### [Task description]
Return the listing below exactly, with the pictures dropped.

╭─ Extracted information

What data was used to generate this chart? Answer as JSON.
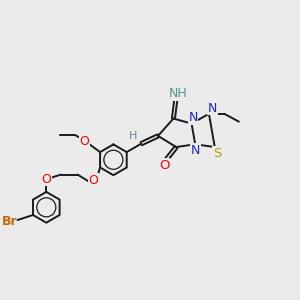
{
  "background_color": "#ebebeb",
  "bond_color": "#1a1a1a",
  "bond_lw": 1.4,
  "br_color": "#cc6600",
  "o_color": "#ff0000",
  "n_color": "#2222cc",
  "s_color": "#aaaa00",
  "h_color": "#5a9090",
  "imine_color": "#2222cc",
  "font_size": 8.5,
  "xlim": [
    0.0,
    10.5
  ],
  "ylim": [
    0.8,
    7.5
  ]
}
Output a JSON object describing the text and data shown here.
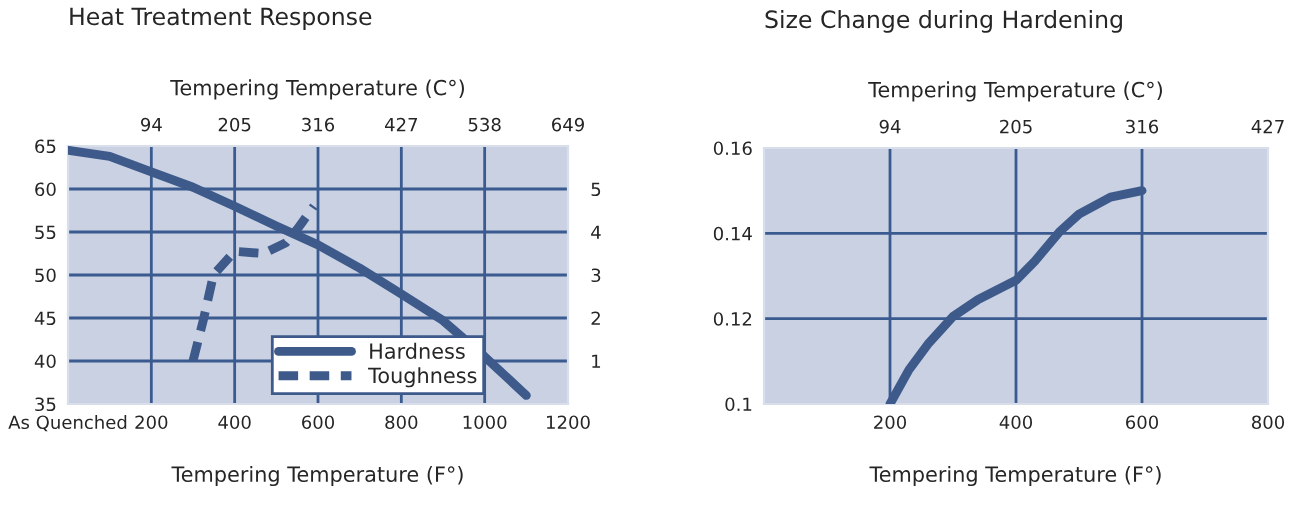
{
  "chart_data": [
    {
      "type": "line",
      "title": "Heat Treatment Response",
      "xlabel": "Tempering Temperature (F°)",
      "x2label": "Tempering Temperature (C°)",
      "xlim": [
        0,
        1200
      ],
      "xticks": [
        {
          "value": 0,
          "label": "As Quenched"
        },
        200,
        400,
        600,
        800,
        1000,
        1200
      ],
      "x2lim": [
        -17,
        649
      ],
      "x2ticks": [
        94,
        205,
        316,
        427,
        538,
        649
      ],
      "ylim": [
        35,
        65
      ],
      "yticks": [
        35,
        40,
        45,
        50,
        55,
        60,
        65
      ],
      "y2lim": [
        0,
        6
      ],
      "y2ticks": [
        1,
        2,
        3,
        4,
        5
      ],
      "grid": true,
      "legend": "bottom",
      "series": [
        {
          "name": "Hardness",
          "color": "#3d5a8a",
          "line_style": "solid",
          "x": [
            0,
            100,
            200,
            300,
            400,
            500,
            600,
            700,
            800,
            900,
            1000,
            1100
          ],
          "values": [
            64.5,
            63.8,
            62,
            60.2,
            58,
            55.7,
            53.5,
            50.8,
            47.8,
            44.7,
            40.5,
            36
          ]
        },
        {
          "name": "Toughness",
          "color": "#3d5a8a",
          "line_style": "dashed",
          "axis": "y2",
          "x": [
            300,
            326,
            349,
            400,
            470,
            523,
            553,
            590
          ],
          "values": [
            1,
            2,
            3,
            3.55,
            3.5,
            3.75,
            4.1,
            4.6
          ]
        }
      ]
    },
    {
      "type": "line",
      "title": "Size Change during Hardening",
      "xlabel": "Tempering Temperature (F°)",
      "x2label": "Tempering Temperature (C°)",
      "xlim": [
        0,
        800
      ],
      "xticks": [
        200,
        400,
        600,
        800
      ],
      "x2lim": [
        -17,
        427
      ],
      "x2ticks": [
        94,
        205,
        316,
        427
      ],
      "ylim": [
        0.1,
        0.16
      ],
      "yticks": [
        {
          "value": 0.1,
          "label": "0.1"
        },
        0.12,
        0.14,
        0.16
      ],
      "grid": true,
      "series": [
        {
          "color": "#3d5a8a",
          "line_style": "solid",
          "x": [
            200,
            230,
            260,
            300,
            340,
            400,
            430,
            470,
            500,
            550,
            600
          ],
          "values": [
            0.1,
            0.108,
            0.114,
            0.1205,
            0.1245,
            0.129,
            0.1335,
            0.1405,
            0.1445,
            0.1485,
            0.15
          ]
        }
      ]
    }
  ]
}
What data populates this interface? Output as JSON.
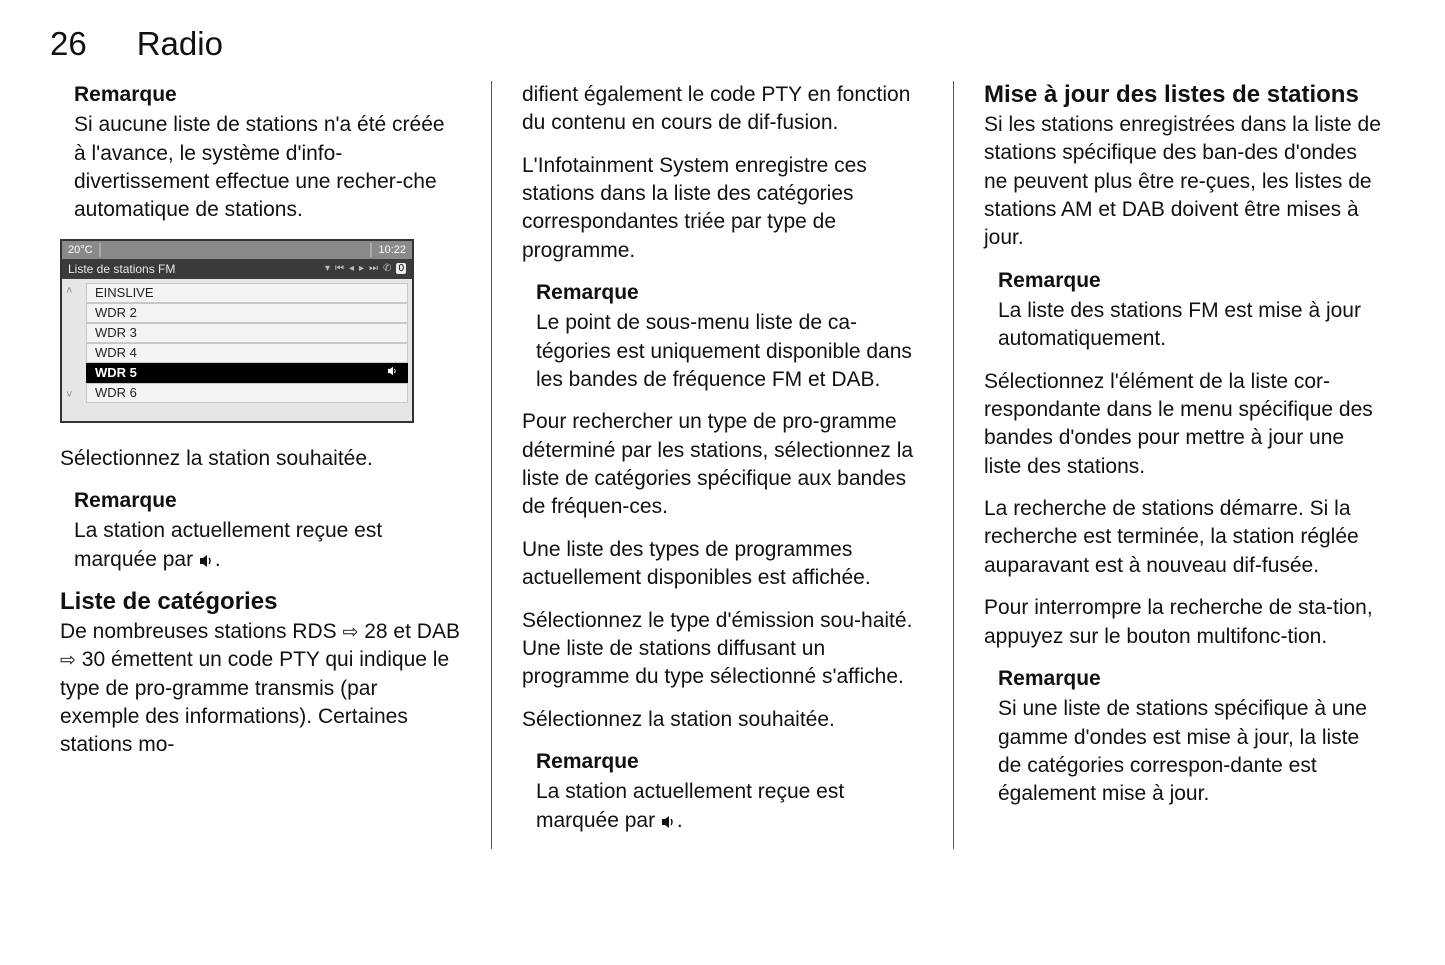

╰─

### [Result of this task]
What data was used to generate this chart? Answer as JSON.
{
  "background_color": "#ebebeb",
  "bond_color": "#1a1a1a",
  "bond_lw": 1.4,
  "br_color": "#cc6600",
  "o_color": "#ff0000",
  "n_color": "#2222cc",
  "s_color": "#aaaa00",
  "h_color": "#5a9090",
  "imine_color": "#2222cc",
  "font_size": 8.5,
  "xlim": [
    0.0,
    10.5
  ],
  "ylim": [
    0.8,
    7.5
  ]
}
Output a JSON object describing the text and data shown here.
{
  "chart_data": [
    {
      "type": "line",
      "title": "Heat Treatment Response",
      "xlabel": "Tempering Temperature (F°)",
      "x2label": "Tempering Temperature (C°)",
      "xlim": [
        0,
        1200
      ],
      "xticks": [
        {
          "value": 0,
          "label": "As Quenched"
        },
        200,
        400,
        600,
        800,
        1000,
        1200
      ],
      "x2lim": [
        -17,
        649
      ],
      "x2ticks": [
        94,
        205,
        316,
        427,
        538,
        649
      ],
      "ylim": [
        35,
        65
      ],
      "yticks": [
        35,
        40,
        45,
        50,
        55,
        60,
        65
      ],
      "y2lim": [
        0,
        6
      ],
      "y2ticks": [
        1,
        2,
        3,
        4,
        5
      ],
      "grid": true,
      "legend": "bottom",
      "series": [
        {
          "name": "Hardness",
          "color": "#3d5a8a",
          "line_style": "solid",
          "x": [
            0,
            100,
            200,
            300,
            400,
            500,
            600,
            700,
            800,
            900,
            1000,
            1100
          ],
          "values": [
            64.5,
            63.8,
            62,
            60.2,
            58,
            55.7,
            53.5,
            50.8,
            47.8,
            44.7,
            40.5,
            36
          ]
        },
        {
          "name": "Toughness",
          "color": "#3d5a8a",
          "line_style": "dashed",
          "axis": "y2",
          "x": [
            300,
            326,
            349,
            400,
            470,
            523,
            553,
            590
          ],
          "values": [
            1,
            2,
            3,
            3.55,
            3.5,
            3.75,
            4.1,
            4.6
          ]
        }
      ]
    },
    {
      "type": "line",
      "title": "Size Change during Hardening",
      "xlabel": "Tempering Temperature (F°)",
      "x2label": "Tempering Temperature (C°)",
      "xlim": [
        0,
        800
      ],
      "xticks": [
        200,
        400,
        600,
        800
      ],
      "x2lim": [
        -17,
        427
      ],
      "x2ticks": [
        94,
        205,
        316,
        427
      ],
      "ylim": [
        0.1,
        0.16
      ],
      "yticks": [
        {
          "value": 0.1,
          "label": "0.1"
        },
        0.12,
        0.14,
        0.16
      ],
      "grid": true,
      "series": [
        {
          "color": "#3d5a8a",
          "line_style": "solid",
          "x": [
            200,
            230,
            260,
            300,
            340,
            400,
            430,
            470,
            500,
            550,
            600
          ],
          "values": [
            0.1,
            0.108,
            0.114,
            0.1205,
            0.1245,
            0.129,
            0.1335,
            0.1405,
            0.1445,
            0.1485,
            0.15
          ]
        }
      ]
    }
  ]
}
What data populates this interface? Output as JSON.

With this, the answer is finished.